RECORDS SHOWN.
--

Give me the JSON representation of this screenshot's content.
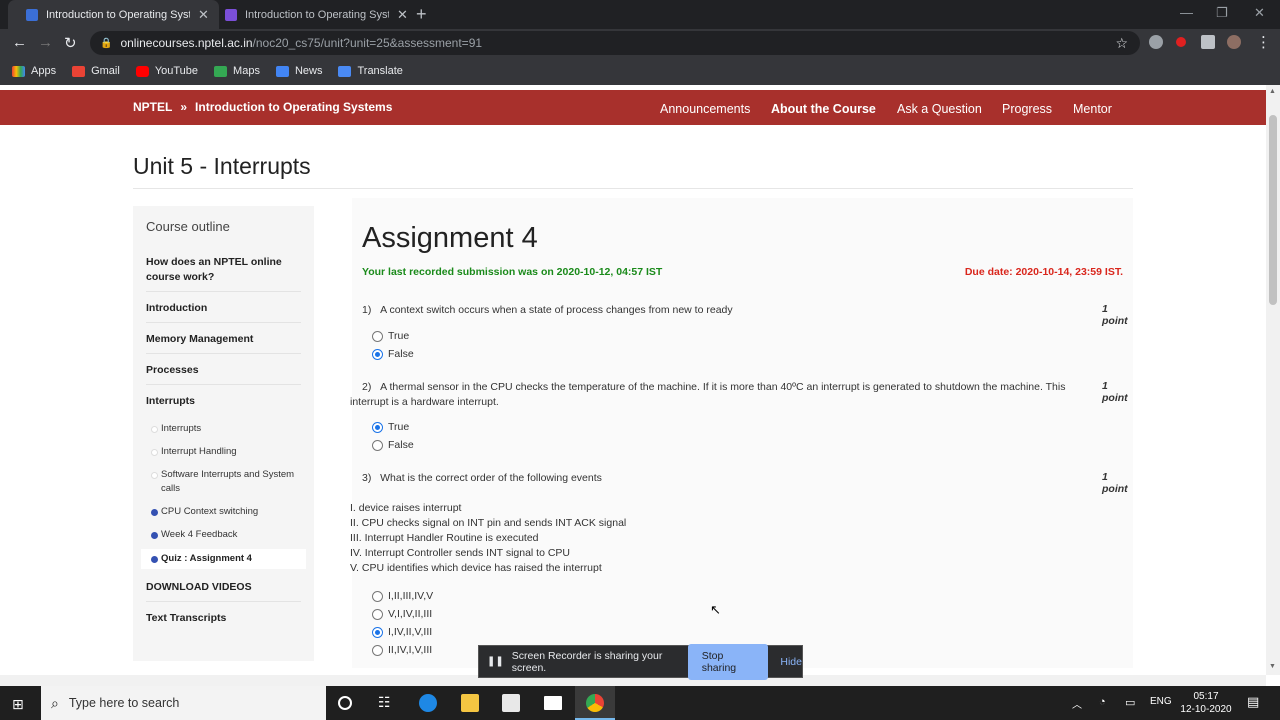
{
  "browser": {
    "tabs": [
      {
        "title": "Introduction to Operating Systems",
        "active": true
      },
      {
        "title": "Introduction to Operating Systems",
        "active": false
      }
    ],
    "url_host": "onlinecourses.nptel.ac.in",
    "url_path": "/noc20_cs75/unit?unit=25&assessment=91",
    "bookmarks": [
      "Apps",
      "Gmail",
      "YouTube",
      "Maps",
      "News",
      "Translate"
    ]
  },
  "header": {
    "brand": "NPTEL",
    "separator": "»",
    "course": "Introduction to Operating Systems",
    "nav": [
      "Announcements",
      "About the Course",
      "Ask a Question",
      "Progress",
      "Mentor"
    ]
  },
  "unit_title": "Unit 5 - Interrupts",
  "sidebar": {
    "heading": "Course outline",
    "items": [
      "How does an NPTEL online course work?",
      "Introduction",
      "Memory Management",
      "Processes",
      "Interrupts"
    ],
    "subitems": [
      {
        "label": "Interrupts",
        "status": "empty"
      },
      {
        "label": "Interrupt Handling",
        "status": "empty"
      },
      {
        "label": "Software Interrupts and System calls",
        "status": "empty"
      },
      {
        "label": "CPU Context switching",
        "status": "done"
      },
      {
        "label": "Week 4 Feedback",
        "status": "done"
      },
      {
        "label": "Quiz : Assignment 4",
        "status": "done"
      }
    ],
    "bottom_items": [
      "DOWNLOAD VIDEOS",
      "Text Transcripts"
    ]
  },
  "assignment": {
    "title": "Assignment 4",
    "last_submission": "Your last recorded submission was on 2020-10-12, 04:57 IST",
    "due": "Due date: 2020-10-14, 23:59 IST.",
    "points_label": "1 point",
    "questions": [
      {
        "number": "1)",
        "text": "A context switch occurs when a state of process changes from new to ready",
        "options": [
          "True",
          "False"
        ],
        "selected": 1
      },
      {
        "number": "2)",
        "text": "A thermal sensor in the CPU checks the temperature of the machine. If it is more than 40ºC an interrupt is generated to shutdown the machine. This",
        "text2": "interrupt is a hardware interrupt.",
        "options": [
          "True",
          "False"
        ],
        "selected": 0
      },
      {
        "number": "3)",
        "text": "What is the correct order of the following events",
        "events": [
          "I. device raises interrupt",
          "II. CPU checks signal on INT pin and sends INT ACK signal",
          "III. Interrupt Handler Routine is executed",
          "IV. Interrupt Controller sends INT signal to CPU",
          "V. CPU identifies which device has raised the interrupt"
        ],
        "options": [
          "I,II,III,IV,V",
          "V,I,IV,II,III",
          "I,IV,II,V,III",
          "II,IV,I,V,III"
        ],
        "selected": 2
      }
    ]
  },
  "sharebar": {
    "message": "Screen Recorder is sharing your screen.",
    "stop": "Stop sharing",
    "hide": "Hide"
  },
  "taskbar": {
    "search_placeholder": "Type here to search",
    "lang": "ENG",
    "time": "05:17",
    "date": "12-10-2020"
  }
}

--

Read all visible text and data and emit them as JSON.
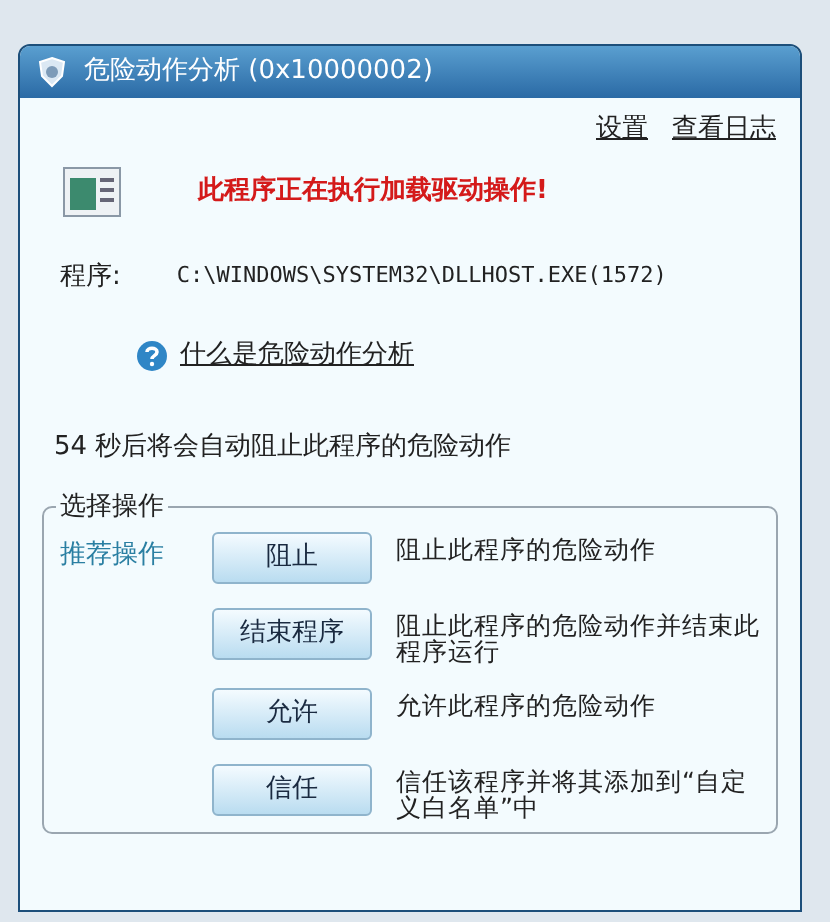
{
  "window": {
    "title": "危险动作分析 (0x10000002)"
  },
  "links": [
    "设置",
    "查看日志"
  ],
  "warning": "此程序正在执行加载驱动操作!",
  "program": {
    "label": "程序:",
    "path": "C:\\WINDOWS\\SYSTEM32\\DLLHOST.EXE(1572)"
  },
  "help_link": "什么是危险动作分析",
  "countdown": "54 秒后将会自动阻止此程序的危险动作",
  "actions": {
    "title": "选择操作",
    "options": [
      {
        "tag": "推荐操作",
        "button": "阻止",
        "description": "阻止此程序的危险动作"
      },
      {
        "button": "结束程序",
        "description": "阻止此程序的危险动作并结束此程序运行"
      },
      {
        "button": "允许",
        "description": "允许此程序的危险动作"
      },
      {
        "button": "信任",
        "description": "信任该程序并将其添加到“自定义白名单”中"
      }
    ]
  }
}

--

Go through the records above and copy every line with the word "sends".

RESULT OF THE TASK.
          "II. CPU checks signal on INT pin and sends INT ACK signal",
          "IV. Interrupt Controller sends INT signal to CPU",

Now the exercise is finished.